→ Dataset records
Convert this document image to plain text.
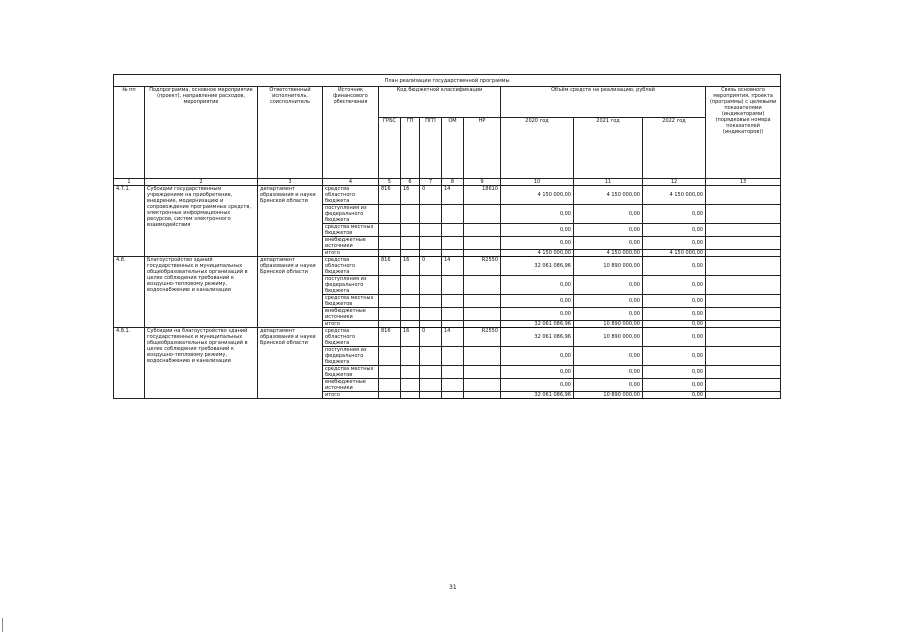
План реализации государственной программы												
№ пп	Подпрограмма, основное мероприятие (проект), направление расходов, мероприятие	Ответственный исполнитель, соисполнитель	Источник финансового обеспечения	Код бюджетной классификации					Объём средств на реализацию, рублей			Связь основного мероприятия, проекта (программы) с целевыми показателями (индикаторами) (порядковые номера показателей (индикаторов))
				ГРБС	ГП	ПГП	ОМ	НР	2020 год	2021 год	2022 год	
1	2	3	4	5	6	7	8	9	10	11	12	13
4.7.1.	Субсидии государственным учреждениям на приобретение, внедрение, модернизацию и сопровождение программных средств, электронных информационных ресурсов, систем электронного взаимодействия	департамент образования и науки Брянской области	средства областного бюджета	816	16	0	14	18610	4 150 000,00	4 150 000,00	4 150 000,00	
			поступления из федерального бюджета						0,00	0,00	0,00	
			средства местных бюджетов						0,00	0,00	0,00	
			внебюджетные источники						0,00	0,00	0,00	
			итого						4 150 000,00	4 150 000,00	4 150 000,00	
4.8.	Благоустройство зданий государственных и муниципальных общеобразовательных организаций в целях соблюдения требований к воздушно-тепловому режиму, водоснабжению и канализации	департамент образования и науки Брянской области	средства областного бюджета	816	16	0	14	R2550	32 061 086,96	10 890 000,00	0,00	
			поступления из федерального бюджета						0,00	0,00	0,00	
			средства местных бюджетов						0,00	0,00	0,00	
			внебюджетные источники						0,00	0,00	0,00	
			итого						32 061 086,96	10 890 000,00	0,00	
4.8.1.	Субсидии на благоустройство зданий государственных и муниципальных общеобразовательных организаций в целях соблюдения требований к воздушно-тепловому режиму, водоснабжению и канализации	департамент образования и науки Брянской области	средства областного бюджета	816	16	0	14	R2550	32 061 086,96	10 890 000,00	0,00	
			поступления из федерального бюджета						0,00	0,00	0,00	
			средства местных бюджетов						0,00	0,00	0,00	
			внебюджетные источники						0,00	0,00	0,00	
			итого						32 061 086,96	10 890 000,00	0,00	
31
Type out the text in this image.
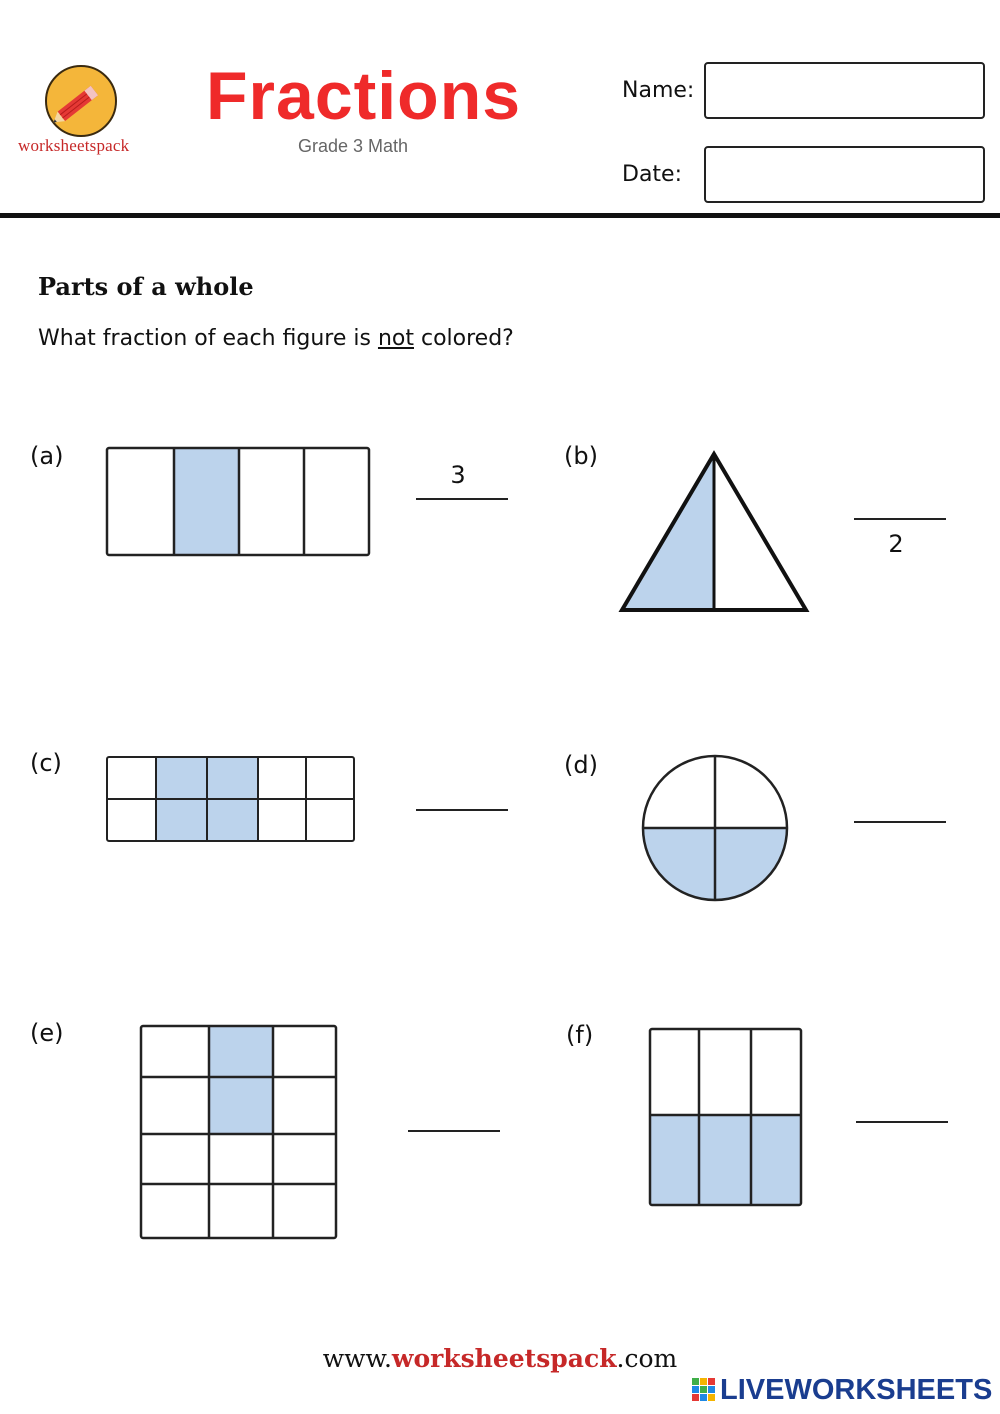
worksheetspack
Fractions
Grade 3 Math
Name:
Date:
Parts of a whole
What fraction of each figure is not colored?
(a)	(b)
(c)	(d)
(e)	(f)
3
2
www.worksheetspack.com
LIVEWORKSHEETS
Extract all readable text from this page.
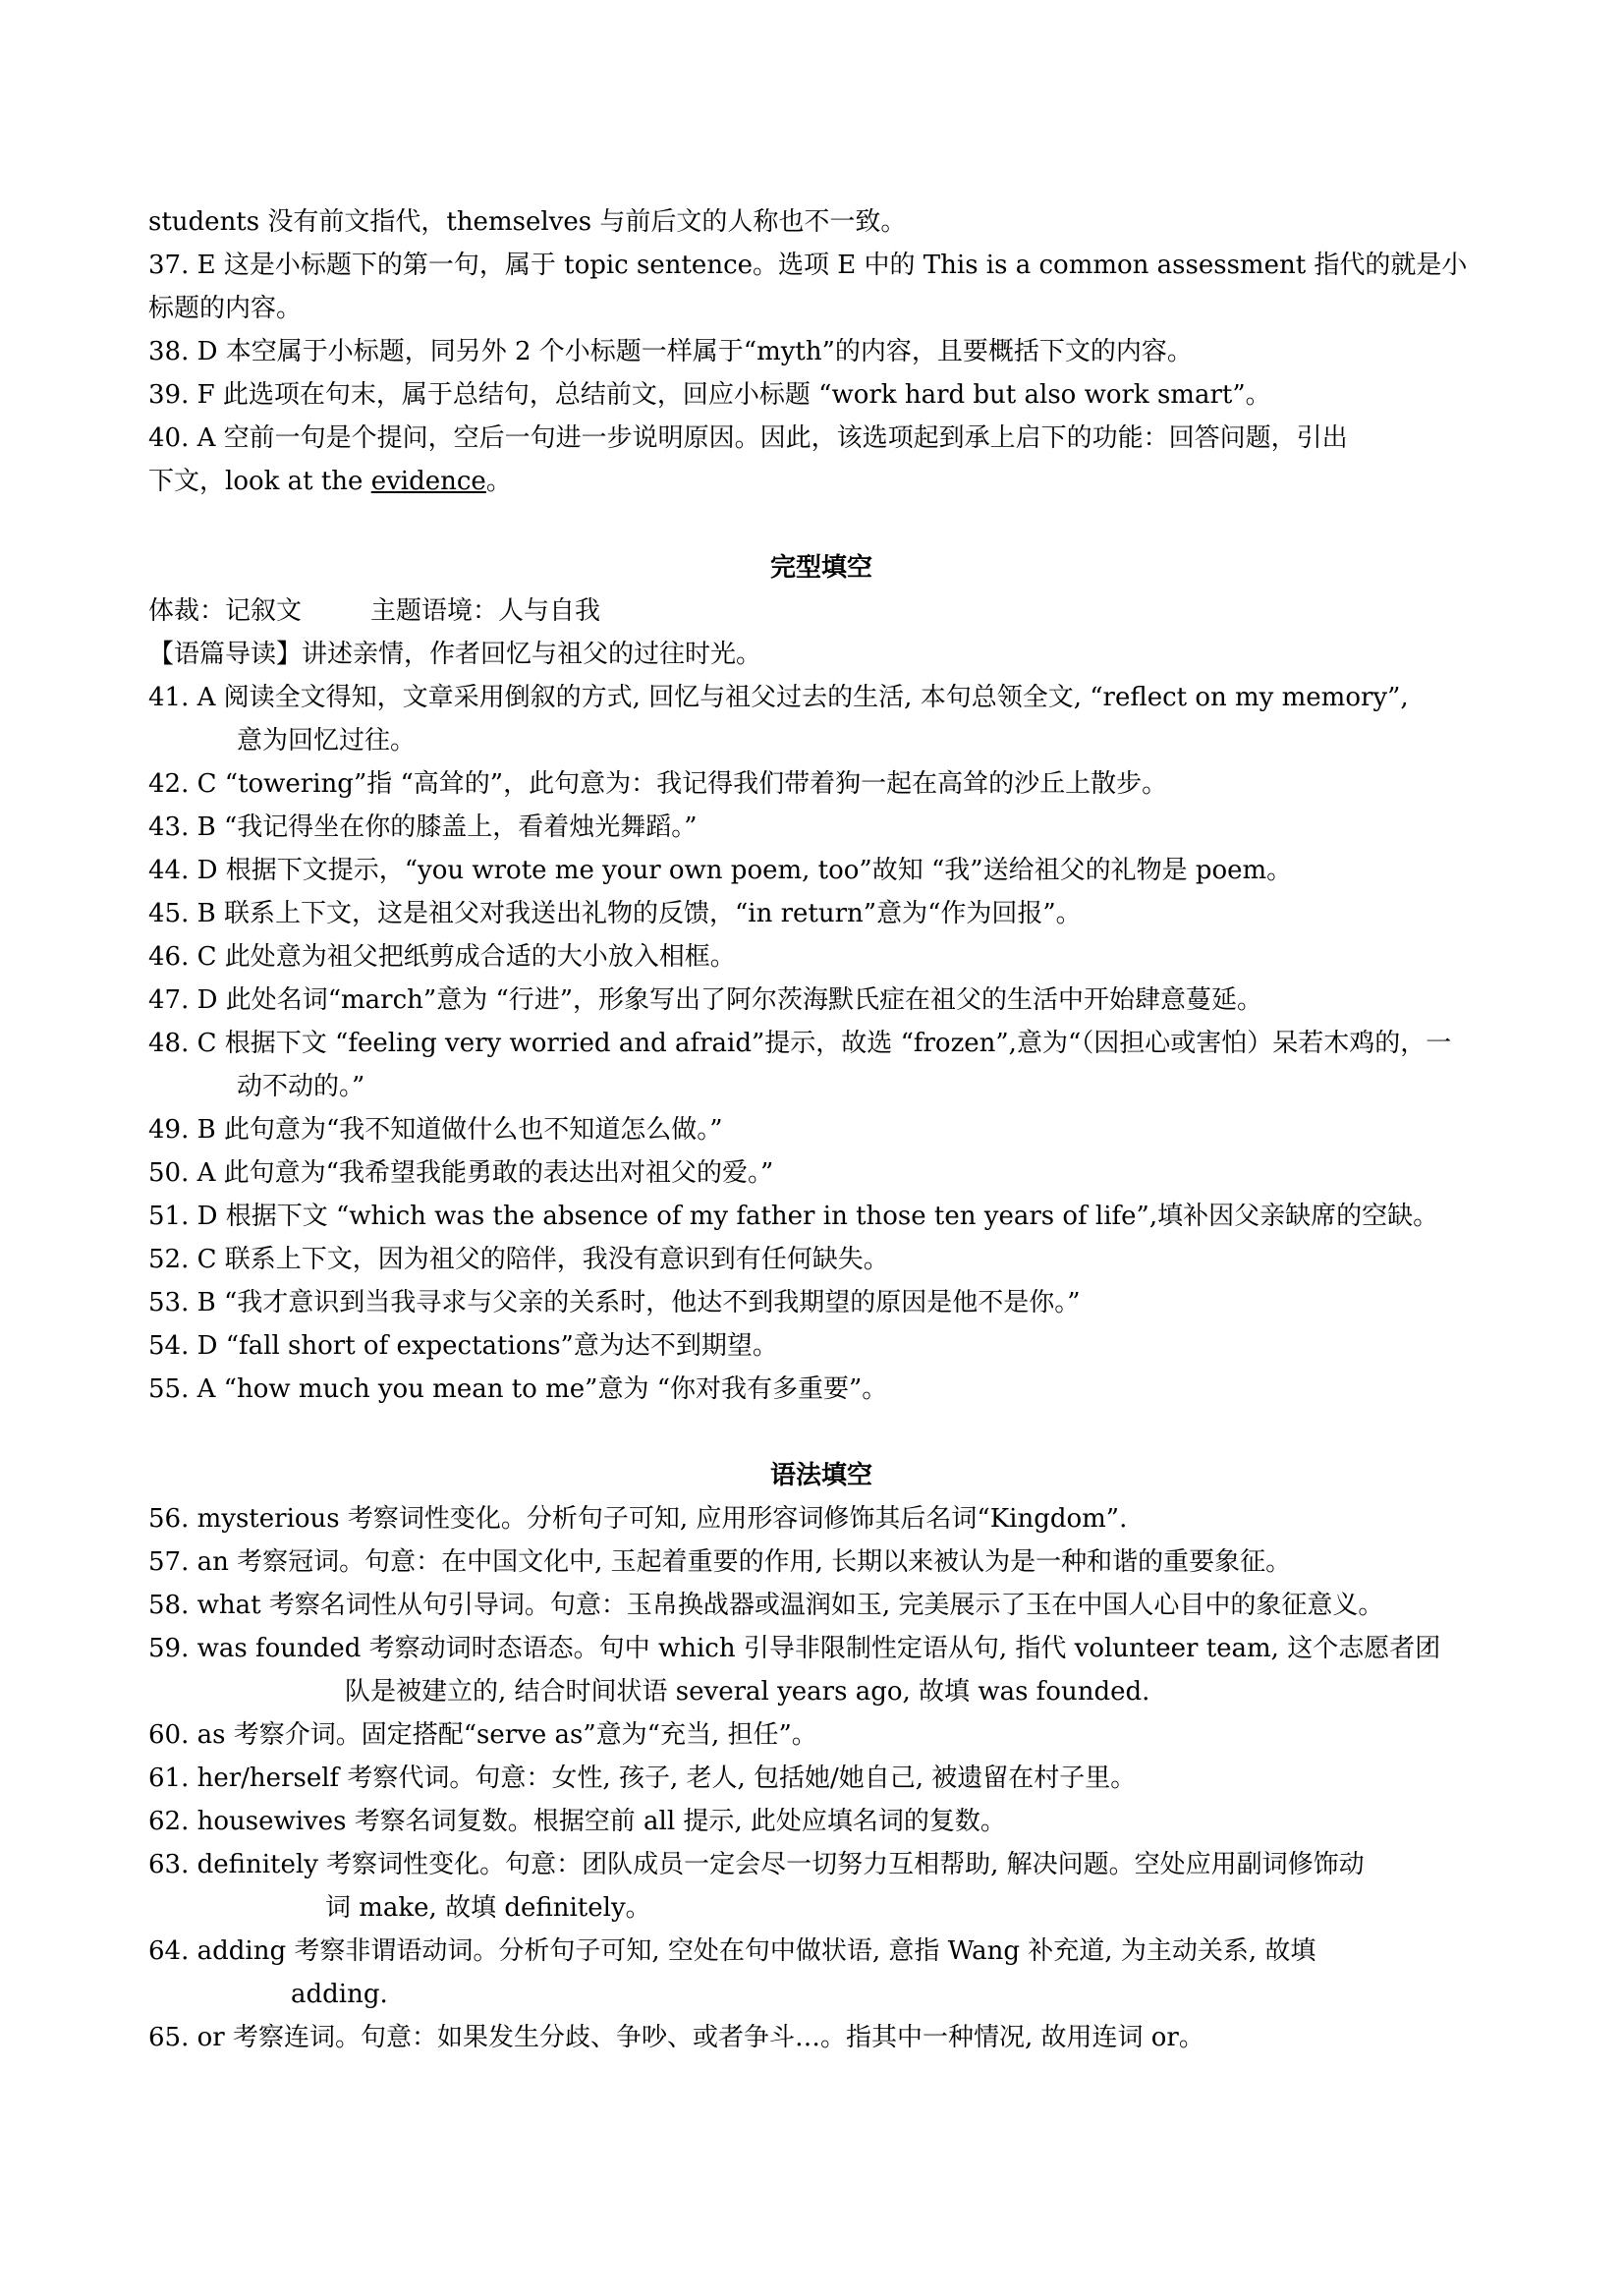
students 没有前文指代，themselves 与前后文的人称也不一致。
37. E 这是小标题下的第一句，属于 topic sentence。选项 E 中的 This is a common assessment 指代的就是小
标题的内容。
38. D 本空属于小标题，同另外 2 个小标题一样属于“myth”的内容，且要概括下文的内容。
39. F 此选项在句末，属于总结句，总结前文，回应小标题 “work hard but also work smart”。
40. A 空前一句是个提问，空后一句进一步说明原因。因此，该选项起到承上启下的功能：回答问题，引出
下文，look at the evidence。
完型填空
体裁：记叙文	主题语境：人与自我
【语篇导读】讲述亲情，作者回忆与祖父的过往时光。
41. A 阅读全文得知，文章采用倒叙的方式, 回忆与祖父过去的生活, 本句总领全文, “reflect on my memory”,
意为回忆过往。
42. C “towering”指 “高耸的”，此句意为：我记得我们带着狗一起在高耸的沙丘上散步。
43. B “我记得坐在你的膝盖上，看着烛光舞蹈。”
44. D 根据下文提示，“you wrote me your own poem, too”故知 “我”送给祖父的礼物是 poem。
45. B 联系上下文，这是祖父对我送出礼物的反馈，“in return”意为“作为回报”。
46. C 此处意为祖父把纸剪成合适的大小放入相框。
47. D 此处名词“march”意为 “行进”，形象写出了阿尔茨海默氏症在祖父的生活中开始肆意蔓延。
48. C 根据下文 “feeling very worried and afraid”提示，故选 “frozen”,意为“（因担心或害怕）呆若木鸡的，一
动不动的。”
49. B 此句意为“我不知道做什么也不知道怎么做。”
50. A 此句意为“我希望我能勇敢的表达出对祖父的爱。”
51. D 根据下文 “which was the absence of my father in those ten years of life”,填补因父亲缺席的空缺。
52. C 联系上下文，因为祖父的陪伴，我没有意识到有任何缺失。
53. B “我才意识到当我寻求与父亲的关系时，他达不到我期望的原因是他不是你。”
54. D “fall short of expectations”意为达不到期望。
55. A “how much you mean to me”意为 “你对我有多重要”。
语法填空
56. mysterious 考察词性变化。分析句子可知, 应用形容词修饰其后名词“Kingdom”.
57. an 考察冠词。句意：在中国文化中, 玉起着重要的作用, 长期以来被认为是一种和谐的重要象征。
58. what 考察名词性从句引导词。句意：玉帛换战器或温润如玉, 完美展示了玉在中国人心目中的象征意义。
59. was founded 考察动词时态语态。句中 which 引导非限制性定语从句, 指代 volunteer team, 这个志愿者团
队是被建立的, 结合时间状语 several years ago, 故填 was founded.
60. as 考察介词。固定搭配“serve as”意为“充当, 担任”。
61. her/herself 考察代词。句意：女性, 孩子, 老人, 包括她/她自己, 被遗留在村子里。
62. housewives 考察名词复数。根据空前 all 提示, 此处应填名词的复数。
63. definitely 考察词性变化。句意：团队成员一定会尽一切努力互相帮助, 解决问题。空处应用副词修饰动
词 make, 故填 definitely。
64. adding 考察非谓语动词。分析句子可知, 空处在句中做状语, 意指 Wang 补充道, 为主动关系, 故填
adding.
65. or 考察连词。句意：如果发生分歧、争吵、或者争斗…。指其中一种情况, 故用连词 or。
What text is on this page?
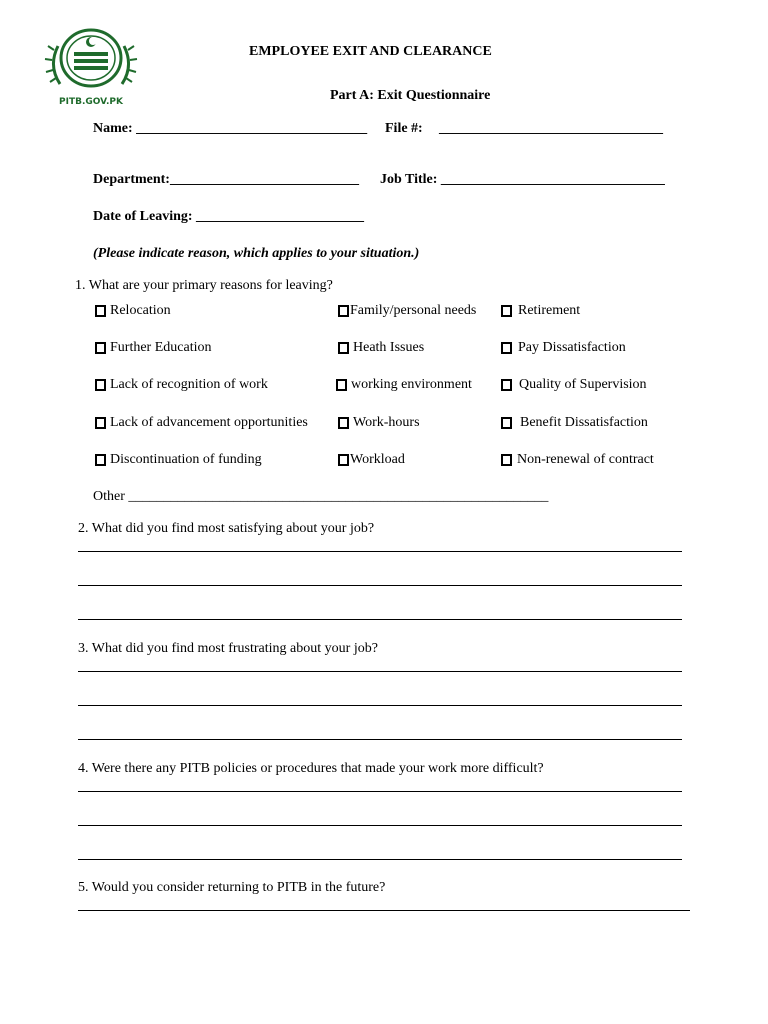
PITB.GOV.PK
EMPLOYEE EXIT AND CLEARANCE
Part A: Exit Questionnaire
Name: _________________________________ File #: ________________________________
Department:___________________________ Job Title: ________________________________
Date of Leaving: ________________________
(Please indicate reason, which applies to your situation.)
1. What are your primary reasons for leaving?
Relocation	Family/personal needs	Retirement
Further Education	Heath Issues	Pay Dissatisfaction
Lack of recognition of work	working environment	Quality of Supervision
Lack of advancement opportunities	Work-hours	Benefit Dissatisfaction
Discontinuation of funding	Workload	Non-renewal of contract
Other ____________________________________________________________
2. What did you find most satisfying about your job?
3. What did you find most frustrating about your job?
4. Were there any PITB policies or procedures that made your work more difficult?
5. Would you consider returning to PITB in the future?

→ Instruction
Filter out every line that lacks the word "about", and copy the rest.

→ Result of the exercise
2. What did you find most satisfying about your job?
3. What did you find most frustrating about your job?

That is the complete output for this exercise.